** Begin Supplied data **
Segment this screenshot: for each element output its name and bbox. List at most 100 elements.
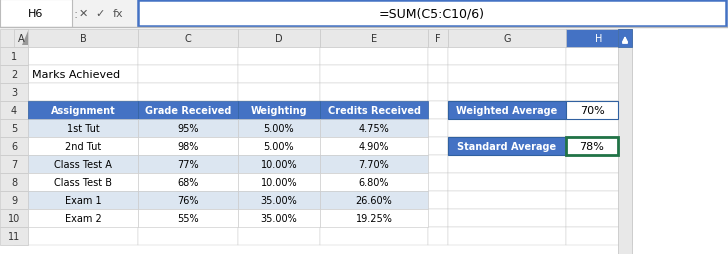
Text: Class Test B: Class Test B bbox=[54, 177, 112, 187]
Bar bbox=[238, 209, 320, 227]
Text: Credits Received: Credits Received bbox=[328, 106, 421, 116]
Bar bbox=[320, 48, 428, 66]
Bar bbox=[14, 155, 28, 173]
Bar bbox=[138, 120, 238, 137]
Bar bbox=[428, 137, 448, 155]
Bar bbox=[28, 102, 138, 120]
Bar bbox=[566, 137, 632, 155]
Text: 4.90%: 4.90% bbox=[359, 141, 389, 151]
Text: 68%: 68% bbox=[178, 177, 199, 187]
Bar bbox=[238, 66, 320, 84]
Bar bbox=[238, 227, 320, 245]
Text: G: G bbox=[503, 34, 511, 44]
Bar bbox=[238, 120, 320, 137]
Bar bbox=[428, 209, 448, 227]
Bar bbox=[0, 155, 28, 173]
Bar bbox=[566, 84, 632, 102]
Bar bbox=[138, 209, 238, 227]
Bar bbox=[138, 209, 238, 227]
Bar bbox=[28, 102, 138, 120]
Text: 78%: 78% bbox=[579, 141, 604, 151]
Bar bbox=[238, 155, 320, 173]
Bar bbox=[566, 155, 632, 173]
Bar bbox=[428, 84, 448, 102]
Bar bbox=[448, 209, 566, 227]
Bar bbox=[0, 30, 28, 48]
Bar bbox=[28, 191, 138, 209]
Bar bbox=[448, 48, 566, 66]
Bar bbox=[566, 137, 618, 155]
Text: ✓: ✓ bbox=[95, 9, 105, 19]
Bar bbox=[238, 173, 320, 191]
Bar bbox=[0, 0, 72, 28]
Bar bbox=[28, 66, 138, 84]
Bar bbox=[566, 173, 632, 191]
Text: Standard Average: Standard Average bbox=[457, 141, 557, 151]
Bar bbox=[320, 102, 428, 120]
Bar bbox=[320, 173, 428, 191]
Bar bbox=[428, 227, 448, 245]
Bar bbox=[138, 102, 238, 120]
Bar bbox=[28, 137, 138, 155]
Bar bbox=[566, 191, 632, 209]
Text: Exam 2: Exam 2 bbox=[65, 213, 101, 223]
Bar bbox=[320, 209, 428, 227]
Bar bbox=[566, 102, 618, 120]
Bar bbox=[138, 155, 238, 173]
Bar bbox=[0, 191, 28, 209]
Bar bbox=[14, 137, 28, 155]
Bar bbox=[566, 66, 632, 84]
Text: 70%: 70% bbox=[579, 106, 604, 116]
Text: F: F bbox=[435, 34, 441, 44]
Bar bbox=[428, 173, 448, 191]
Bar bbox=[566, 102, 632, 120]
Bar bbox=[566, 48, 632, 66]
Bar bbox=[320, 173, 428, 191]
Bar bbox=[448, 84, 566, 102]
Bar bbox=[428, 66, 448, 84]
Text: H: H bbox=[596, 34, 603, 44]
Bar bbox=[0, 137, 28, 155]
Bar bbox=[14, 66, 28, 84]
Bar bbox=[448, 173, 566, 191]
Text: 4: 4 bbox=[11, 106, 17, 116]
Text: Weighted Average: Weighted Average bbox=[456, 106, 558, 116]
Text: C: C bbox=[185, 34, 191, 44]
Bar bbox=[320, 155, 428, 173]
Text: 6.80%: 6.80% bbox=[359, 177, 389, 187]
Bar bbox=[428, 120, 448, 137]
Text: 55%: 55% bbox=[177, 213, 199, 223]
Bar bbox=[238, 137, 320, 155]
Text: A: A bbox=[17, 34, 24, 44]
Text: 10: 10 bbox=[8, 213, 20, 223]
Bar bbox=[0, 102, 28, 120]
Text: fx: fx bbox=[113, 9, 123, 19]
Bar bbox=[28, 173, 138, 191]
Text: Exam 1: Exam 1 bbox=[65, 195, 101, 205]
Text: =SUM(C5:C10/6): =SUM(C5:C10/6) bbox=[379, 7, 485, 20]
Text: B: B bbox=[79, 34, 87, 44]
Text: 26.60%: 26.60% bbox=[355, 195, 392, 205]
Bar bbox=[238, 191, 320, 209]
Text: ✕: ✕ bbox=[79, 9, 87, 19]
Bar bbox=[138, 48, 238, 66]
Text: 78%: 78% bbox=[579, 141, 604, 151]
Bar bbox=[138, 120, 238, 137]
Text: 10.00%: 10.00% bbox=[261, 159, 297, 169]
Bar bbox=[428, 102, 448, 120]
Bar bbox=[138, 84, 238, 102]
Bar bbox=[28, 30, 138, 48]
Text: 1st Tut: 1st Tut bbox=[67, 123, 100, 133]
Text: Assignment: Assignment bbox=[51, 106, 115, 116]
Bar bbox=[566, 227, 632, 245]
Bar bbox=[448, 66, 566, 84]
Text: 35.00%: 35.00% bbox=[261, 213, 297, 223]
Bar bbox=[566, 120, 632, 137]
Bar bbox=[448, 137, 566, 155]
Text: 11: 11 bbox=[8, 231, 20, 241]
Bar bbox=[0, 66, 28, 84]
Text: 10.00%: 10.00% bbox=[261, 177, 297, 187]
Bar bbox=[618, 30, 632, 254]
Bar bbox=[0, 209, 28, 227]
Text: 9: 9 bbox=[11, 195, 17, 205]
** End Supplied data **
Short exercise ▸ Copy the lines running from the one with "Text: Class Test" through the one with "Text: 10: 10 bbox=[8, 213, 20, 223]", both included, without changing anything.

Problem solution ▸
Text: Class Test B: Class Test B bbox=[54, 177, 112, 187]
Bar bbox=[238, 209, 320, 227]
Text: Credits Received: Credits Received bbox=[328, 106, 421, 116]
Bar bbox=[320, 48, 428, 66]
Bar bbox=[14, 155, 28, 173]
Bar bbox=[138, 120, 238, 137]
Bar bbox=[428, 137, 448, 155]
Bar bbox=[28, 102, 138, 120]
Bar bbox=[566, 137, 632, 155]
Text: 4.90%: 4.90% bbox=[359, 141, 389, 151]
Text: 68%: 68% bbox=[178, 177, 199, 187]
Bar bbox=[238, 66, 320, 84]
Bar bbox=[238, 227, 320, 245]
Text: G: G bbox=[503, 34, 511, 44]
Bar bbox=[238, 120, 320, 137]
Bar bbox=[428, 209, 448, 227]
Bar bbox=[0, 155, 28, 173]
Bar bbox=[566, 84, 632, 102]
Bar bbox=[138, 209, 238, 227]
Bar bbox=[138, 209, 238, 227]
Bar bbox=[28, 102, 138, 120]
Text: 78%: 78% bbox=[579, 141, 604, 151]
Bar bbox=[238, 155, 320, 173]
Bar bbox=[566, 155, 632, 173]
Bar bbox=[428, 84, 448, 102]
Bar bbox=[448, 209, 566, 227]
Bar bbox=[0, 30, 28, 48]
Bar bbox=[28, 191, 138, 209]
Bar bbox=[448, 48, 566, 66]
Bar bbox=[566, 137, 618, 155]
Text: ✓: ✓ bbox=[95, 9, 105, 19]
Bar bbox=[238, 173, 320, 191]
Bar bbox=[0, 0, 72, 28]
Bar bbox=[28, 66, 138, 84]
Bar bbox=[566, 173, 632, 191]
Text: Standard Average: Standard Average bbox=[457, 141, 557, 151]
Bar bbox=[320, 102, 428, 120]
Bar bbox=[320, 173, 428, 191]
Bar bbox=[428, 227, 448, 245]
Bar bbox=[138, 102, 238, 120]
Bar bbox=[28, 137, 138, 155]
Bar bbox=[566, 191, 632, 209]
Text: Exam 2: Exam 2 bbox=[65, 213, 101, 223]
Bar bbox=[320, 209, 428, 227]
Bar bbox=[566, 102, 618, 120]
Bar bbox=[138, 155, 238, 173]
Bar bbox=[0, 191, 28, 209]
Bar bbox=[14, 137, 28, 155]
Bar bbox=[566, 66, 632, 84]
Text: 70%: 70% bbox=[579, 106, 604, 116]
Text: F: F bbox=[435, 34, 441, 44]
Bar bbox=[428, 173, 448, 191]
Bar bbox=[566, 102, 632, 120]
Bar bbox=[566, 48, 632, 66]
Bar bbox=[320, 173, 428, 191]
Bar bbox=[448, 84, 566, 102]
Bar bbox=[428, 66, 448, 84]
Text: H: H bbox=[596, 34, 603, 44]
Bar bbox=[0, 137, 28, 155]
Bar bbox=[14, 66, 28, 84]
Bar bbox=[448, 173, 566, 191]
Text: 4: 4 bbox=[11, 106, 17, 116]
Text: Weighted Average: Weighted Average bbox=[456, 106, 558, 116]
Text: C: C bbox=[185, 34, 191, 44]
Bar bbox=[320, 155, 428, 173]
Text: 6.80%: 6.80% bbox=[359, 177, 389, 187]
Bar bbox=[428, 120, 448, 137]
Text: 55%: 55% bbox=[177, 213, 199, 223]
Bar bbox=[238, 137, 320, 155]
Text: A: A bbox=[17, 34, 24, 44]
Text: 10: 10 bbox=[8, 213, 20, 223]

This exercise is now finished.